_TASK DETAILS_
Determine how many lines of the entries contain "text". Reply with that number alone.

------------------------------------------------

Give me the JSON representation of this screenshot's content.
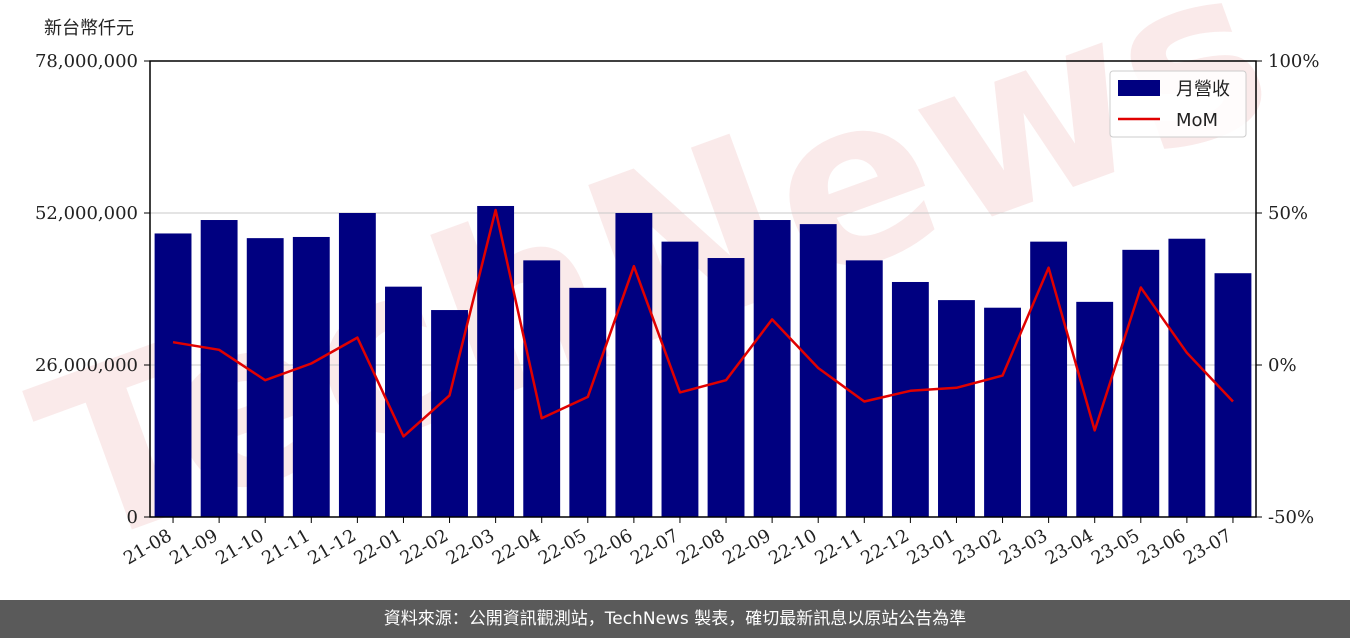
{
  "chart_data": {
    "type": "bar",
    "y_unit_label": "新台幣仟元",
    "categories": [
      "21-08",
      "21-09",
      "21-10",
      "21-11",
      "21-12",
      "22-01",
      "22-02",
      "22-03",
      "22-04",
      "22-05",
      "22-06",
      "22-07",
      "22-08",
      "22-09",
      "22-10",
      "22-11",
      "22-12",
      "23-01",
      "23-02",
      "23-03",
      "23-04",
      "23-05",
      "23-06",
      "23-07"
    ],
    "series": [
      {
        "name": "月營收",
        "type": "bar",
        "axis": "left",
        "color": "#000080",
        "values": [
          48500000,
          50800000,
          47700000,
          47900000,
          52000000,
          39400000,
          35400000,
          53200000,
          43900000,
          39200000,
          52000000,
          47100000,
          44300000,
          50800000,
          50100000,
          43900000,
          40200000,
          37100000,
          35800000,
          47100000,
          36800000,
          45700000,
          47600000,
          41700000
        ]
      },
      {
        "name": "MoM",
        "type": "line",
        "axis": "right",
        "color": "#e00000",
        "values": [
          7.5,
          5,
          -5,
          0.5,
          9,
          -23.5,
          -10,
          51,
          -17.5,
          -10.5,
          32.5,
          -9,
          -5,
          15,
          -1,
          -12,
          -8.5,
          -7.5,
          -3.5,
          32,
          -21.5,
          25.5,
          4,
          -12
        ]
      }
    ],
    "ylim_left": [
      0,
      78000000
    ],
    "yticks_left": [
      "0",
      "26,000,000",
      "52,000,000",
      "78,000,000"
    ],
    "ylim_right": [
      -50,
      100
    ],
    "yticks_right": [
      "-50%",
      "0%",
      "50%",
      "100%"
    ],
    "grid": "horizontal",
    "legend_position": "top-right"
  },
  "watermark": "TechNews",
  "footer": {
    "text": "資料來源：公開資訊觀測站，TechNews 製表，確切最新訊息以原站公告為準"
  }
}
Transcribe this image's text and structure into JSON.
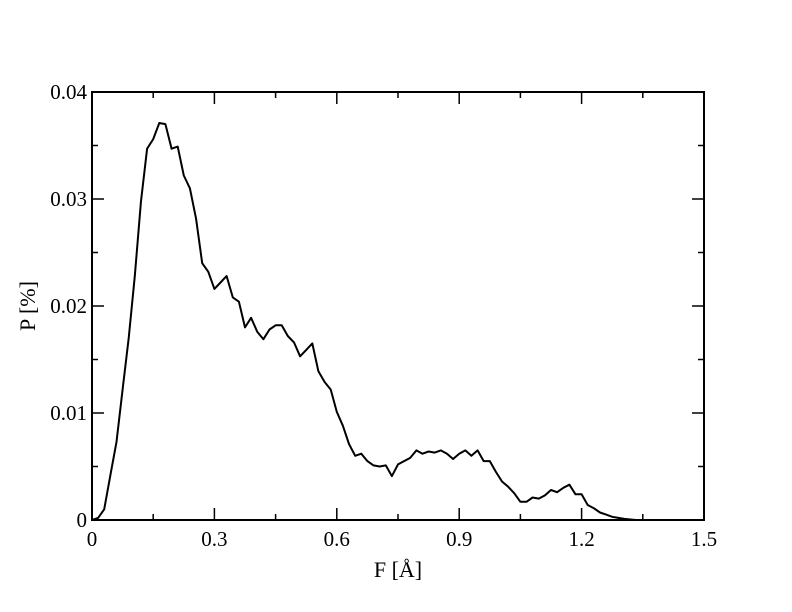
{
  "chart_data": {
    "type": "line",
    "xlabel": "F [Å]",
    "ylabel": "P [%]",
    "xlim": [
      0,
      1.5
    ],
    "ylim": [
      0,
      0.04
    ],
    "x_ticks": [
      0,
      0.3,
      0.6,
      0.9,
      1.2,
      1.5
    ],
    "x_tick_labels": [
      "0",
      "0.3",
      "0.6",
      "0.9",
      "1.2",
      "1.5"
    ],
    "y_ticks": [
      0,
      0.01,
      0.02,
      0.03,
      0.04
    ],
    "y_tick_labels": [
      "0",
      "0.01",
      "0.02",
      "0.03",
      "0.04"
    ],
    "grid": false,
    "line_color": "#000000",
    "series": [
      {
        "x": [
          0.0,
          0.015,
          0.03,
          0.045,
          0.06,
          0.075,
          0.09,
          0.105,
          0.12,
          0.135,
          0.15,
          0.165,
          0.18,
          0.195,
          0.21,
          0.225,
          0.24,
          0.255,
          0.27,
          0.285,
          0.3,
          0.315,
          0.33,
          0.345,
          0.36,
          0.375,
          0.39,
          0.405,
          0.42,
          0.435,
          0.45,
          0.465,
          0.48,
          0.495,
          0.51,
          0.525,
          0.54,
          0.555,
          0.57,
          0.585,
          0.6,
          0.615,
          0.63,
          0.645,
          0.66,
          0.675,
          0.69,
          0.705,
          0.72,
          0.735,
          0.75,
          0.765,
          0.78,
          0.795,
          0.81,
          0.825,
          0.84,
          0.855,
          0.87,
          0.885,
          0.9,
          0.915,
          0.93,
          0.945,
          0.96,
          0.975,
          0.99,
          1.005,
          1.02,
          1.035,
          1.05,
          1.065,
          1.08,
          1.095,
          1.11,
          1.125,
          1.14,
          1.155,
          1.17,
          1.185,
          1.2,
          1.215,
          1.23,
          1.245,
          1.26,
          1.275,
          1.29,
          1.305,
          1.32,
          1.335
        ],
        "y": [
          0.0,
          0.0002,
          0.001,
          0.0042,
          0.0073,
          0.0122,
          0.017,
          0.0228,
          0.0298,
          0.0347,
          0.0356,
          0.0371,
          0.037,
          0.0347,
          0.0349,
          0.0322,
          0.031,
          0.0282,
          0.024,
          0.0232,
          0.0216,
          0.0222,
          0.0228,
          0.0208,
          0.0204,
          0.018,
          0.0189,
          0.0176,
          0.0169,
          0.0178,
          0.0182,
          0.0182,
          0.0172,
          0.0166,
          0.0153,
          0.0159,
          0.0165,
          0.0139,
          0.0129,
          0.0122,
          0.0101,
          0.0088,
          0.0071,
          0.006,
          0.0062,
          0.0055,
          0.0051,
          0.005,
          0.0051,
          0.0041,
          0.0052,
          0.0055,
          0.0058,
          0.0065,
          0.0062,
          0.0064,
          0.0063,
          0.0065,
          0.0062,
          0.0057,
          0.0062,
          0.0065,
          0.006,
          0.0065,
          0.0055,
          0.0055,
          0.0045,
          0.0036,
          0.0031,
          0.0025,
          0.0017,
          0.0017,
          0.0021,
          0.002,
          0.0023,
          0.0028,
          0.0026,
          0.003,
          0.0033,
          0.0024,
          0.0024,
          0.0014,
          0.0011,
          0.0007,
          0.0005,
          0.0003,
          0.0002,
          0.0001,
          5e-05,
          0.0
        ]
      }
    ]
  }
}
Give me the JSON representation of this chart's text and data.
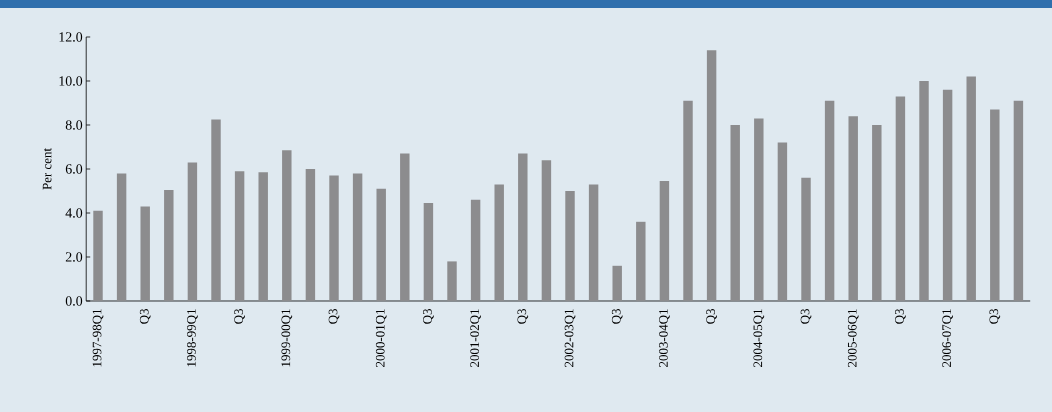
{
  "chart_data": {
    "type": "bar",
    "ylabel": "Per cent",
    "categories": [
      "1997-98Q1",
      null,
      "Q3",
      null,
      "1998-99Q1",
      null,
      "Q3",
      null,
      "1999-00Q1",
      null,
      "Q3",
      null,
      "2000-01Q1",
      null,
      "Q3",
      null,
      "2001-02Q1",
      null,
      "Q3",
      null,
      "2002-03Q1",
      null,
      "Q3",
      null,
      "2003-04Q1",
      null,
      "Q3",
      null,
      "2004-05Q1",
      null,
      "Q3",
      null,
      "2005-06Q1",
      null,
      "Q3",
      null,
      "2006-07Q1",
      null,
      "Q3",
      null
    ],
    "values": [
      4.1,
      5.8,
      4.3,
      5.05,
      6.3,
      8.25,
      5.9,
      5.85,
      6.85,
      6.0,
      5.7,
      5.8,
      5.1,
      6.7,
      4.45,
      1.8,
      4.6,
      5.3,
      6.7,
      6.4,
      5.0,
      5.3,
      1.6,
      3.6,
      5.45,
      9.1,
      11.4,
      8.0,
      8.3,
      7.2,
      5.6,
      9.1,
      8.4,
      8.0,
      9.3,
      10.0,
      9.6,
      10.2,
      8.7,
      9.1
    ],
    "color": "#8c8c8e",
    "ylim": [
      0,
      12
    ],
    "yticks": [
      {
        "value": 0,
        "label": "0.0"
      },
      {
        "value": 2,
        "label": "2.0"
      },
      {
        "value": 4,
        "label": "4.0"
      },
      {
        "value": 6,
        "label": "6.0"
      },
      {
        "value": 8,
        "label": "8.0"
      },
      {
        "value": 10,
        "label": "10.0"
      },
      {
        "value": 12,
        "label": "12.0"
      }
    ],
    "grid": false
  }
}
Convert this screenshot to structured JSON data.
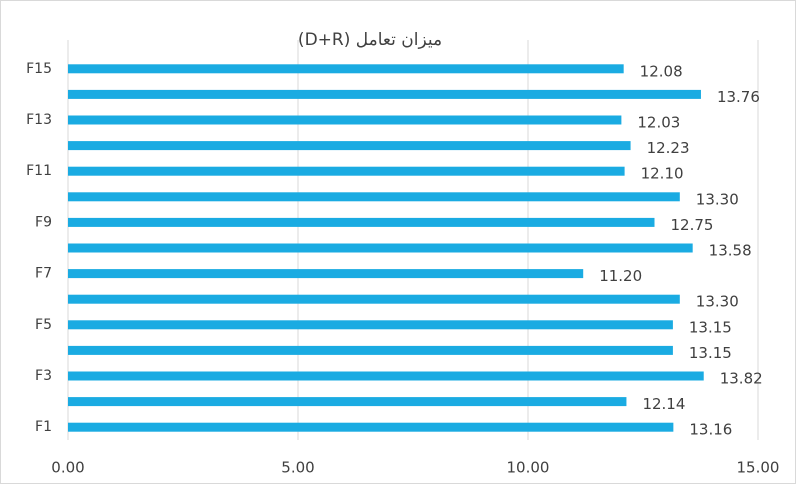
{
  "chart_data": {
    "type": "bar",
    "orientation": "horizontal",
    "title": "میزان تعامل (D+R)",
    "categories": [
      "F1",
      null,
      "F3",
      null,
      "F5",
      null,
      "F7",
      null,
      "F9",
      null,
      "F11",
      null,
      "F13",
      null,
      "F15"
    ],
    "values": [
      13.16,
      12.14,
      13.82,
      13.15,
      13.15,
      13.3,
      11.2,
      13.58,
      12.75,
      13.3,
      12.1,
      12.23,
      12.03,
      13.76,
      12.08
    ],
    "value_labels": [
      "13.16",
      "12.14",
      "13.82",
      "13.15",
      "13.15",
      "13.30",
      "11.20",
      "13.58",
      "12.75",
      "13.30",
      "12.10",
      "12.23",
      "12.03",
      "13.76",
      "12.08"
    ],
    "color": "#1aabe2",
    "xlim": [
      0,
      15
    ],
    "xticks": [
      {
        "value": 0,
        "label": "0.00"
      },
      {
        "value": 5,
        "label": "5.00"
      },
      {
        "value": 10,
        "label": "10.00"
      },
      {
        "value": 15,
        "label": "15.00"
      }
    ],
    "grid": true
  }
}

------------------------------------------------

_ANSWER TO THIS PROBLEM_
3